Part of a data file

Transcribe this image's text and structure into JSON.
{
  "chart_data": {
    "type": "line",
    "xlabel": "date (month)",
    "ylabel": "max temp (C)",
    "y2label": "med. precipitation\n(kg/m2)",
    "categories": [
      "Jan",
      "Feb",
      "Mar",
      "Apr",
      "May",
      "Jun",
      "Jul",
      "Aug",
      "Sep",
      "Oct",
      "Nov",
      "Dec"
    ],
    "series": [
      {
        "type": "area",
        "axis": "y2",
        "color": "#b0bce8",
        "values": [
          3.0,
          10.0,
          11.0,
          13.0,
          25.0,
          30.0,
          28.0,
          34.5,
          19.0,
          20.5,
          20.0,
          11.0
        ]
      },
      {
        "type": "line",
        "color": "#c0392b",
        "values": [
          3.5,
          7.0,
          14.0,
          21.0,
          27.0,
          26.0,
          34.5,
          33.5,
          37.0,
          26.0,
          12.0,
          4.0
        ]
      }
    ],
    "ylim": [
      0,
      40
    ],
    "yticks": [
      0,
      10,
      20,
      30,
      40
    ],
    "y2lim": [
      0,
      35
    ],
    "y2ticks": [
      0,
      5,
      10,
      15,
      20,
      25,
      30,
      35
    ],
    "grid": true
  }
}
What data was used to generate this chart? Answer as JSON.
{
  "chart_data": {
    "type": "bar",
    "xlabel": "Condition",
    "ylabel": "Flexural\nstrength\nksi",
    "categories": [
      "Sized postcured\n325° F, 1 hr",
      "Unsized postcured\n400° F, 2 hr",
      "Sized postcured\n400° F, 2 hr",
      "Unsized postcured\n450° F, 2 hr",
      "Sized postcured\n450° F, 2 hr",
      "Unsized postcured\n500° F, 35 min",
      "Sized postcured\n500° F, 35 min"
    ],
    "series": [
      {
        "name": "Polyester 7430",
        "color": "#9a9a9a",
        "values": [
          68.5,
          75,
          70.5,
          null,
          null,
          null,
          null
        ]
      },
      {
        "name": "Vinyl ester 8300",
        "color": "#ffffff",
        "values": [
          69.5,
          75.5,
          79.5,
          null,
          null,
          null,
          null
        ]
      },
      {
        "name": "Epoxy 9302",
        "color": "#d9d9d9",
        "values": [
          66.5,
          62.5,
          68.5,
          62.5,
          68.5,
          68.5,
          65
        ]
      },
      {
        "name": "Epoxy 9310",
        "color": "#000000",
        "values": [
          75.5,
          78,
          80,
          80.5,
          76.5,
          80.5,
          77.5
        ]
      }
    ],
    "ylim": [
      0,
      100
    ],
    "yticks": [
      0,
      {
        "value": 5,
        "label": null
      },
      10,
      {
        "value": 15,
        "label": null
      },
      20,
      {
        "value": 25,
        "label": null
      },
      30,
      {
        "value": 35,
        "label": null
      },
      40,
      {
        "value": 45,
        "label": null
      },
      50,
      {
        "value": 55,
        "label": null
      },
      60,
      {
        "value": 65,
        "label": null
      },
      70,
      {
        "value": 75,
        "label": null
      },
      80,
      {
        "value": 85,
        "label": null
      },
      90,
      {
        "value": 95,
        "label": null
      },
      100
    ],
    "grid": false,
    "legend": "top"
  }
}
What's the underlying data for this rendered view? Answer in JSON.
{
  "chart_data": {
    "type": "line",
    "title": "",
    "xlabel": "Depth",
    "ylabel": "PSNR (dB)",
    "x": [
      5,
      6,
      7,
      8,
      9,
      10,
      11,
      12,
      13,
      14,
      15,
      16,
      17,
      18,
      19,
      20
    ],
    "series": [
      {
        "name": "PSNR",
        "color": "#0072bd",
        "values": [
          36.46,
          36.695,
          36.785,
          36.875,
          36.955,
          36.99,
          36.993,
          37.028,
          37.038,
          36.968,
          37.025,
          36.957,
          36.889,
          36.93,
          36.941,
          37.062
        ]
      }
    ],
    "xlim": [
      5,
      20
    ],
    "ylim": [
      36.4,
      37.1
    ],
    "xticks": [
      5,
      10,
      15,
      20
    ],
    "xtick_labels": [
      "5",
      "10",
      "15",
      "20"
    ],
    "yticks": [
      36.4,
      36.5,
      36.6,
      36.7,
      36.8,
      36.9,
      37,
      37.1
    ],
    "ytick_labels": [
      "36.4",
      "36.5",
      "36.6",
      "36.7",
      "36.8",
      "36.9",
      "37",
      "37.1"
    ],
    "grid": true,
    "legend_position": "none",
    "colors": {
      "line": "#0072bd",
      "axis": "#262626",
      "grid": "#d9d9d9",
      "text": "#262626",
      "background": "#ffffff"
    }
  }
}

Objective: Only the number is wanted: how many lines of the material contain the word "name"?

Result: 5